:: SOURCE MATERIAL

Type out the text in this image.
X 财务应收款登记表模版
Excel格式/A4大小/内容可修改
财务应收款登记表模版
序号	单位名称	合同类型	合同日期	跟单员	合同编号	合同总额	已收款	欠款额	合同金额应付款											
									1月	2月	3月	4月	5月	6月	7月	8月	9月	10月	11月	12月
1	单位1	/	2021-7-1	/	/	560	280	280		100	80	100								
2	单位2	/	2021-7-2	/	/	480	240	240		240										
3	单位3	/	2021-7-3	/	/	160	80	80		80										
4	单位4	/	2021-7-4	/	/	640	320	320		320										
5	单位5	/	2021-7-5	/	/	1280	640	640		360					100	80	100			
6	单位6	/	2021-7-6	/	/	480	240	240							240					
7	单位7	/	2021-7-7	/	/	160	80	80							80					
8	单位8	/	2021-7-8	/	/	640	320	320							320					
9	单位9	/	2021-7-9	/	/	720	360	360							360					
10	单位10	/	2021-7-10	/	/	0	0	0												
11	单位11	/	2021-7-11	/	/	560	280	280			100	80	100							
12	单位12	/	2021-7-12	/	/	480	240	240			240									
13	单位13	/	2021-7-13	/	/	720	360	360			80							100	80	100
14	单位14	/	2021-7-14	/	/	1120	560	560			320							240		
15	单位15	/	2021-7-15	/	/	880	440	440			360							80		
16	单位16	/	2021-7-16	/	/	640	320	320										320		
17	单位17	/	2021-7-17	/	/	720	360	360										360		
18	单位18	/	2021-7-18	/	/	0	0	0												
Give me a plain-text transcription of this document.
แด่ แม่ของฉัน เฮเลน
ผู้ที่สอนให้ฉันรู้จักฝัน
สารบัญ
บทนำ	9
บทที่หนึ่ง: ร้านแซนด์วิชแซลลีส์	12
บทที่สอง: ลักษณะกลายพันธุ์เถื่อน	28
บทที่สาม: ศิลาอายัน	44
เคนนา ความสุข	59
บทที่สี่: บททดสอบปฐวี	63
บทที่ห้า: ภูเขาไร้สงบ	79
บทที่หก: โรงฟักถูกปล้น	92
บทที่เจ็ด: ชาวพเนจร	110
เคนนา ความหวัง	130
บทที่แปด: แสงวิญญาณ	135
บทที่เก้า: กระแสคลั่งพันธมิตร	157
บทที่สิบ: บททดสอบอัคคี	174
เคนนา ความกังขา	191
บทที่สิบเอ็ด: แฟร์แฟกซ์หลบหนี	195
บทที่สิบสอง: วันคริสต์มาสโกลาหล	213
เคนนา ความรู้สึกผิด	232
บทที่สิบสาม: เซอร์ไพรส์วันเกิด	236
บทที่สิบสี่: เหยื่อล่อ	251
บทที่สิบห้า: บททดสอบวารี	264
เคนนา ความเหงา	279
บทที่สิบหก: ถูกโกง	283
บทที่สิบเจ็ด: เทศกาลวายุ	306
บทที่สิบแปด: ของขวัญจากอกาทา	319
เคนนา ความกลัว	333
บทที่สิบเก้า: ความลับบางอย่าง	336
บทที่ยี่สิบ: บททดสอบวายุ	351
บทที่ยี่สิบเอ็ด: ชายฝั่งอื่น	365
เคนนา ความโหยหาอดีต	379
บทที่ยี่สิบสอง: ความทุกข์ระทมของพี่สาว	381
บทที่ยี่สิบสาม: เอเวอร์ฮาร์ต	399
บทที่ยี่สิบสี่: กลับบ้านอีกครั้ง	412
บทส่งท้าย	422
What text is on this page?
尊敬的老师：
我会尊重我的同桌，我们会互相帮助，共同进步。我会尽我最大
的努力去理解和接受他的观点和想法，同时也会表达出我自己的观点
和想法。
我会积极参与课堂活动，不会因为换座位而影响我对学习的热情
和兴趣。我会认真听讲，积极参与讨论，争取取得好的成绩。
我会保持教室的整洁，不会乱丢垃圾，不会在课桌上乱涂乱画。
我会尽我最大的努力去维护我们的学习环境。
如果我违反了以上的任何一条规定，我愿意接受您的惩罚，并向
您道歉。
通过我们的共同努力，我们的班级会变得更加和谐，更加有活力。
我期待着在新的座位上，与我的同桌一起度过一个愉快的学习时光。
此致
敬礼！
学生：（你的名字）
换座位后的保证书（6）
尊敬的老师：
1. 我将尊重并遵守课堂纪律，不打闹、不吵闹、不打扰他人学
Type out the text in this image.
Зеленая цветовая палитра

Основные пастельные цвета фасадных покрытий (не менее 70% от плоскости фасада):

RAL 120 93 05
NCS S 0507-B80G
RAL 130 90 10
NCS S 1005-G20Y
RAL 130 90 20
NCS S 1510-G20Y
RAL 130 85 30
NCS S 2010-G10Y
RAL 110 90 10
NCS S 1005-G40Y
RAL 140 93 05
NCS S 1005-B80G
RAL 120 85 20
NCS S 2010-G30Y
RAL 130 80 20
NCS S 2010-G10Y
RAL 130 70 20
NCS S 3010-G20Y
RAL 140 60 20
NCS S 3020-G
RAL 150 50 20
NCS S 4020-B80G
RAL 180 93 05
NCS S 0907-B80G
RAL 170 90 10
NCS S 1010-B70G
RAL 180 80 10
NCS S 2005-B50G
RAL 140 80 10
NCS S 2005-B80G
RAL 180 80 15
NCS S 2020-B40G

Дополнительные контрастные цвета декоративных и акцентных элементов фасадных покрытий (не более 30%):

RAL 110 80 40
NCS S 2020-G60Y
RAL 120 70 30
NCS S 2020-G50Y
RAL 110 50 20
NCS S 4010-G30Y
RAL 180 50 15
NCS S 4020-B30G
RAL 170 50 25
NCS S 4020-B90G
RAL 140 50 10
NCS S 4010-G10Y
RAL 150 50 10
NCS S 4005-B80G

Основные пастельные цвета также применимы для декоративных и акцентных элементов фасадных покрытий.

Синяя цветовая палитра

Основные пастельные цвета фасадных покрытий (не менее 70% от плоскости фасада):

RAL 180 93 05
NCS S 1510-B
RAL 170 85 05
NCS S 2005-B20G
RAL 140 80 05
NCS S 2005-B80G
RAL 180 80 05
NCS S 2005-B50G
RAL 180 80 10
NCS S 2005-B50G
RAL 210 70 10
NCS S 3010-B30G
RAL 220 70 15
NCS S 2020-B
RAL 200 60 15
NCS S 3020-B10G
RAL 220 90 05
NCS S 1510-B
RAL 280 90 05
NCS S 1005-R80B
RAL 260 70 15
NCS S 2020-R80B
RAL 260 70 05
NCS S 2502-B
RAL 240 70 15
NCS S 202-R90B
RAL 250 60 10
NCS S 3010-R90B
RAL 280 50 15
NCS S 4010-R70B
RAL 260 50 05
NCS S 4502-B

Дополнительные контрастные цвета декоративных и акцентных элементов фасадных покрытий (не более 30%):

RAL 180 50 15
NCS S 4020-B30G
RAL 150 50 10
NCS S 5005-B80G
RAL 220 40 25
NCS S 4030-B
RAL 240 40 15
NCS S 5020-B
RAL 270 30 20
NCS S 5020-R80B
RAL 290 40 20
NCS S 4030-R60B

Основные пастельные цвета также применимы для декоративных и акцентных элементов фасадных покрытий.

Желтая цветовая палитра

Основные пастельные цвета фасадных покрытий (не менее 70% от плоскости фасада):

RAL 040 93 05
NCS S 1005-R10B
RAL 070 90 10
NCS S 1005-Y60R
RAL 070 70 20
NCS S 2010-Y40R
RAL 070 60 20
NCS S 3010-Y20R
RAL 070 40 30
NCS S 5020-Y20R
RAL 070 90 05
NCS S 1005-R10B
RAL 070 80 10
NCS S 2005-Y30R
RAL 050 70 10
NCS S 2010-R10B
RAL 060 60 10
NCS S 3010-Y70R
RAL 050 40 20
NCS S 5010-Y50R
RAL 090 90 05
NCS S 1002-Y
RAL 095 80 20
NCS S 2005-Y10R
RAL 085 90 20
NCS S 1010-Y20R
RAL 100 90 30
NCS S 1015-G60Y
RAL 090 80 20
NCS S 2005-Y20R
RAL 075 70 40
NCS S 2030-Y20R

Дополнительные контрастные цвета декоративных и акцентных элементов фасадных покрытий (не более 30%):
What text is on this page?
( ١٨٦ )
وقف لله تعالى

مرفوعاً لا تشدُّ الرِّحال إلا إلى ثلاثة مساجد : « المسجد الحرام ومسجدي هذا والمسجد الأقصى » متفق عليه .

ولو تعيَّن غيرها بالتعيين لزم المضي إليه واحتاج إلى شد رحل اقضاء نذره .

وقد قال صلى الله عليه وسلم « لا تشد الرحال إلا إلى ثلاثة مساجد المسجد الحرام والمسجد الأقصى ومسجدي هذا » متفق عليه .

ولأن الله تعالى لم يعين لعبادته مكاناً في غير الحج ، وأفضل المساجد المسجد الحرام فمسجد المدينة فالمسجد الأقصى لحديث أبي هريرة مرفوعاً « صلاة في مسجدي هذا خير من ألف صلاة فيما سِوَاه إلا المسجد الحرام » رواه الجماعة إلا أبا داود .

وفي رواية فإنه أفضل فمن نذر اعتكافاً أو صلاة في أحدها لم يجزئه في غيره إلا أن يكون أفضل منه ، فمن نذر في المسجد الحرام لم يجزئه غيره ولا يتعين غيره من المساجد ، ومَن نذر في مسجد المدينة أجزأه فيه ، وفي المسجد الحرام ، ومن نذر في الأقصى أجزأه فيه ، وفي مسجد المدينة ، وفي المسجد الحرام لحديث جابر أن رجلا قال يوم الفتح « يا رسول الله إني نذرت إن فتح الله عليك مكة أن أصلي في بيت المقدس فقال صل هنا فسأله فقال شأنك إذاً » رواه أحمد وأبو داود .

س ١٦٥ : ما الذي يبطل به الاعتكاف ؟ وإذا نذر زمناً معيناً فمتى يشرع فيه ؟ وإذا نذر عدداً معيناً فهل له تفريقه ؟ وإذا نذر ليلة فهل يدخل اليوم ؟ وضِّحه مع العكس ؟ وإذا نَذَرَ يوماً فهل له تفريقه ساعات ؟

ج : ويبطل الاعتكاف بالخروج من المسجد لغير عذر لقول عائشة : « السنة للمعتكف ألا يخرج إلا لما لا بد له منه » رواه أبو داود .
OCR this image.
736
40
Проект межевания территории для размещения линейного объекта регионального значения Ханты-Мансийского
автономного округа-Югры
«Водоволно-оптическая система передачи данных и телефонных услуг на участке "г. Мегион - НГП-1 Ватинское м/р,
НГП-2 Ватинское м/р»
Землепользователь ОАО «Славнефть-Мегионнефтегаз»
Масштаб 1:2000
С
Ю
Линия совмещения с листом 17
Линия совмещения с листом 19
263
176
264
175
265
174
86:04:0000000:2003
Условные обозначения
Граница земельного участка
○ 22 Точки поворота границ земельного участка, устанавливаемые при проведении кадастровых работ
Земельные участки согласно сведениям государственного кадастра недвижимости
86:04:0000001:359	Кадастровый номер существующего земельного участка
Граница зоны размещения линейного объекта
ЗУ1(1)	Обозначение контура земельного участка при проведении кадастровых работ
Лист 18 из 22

::::

#### [EXERCISE REQUIREMENTS]
Each line above that includes "Граница" should be shown.

#### [COMPLETE OUTPUT]
Граница земельного участка
Граница зоны размещения линейного объекта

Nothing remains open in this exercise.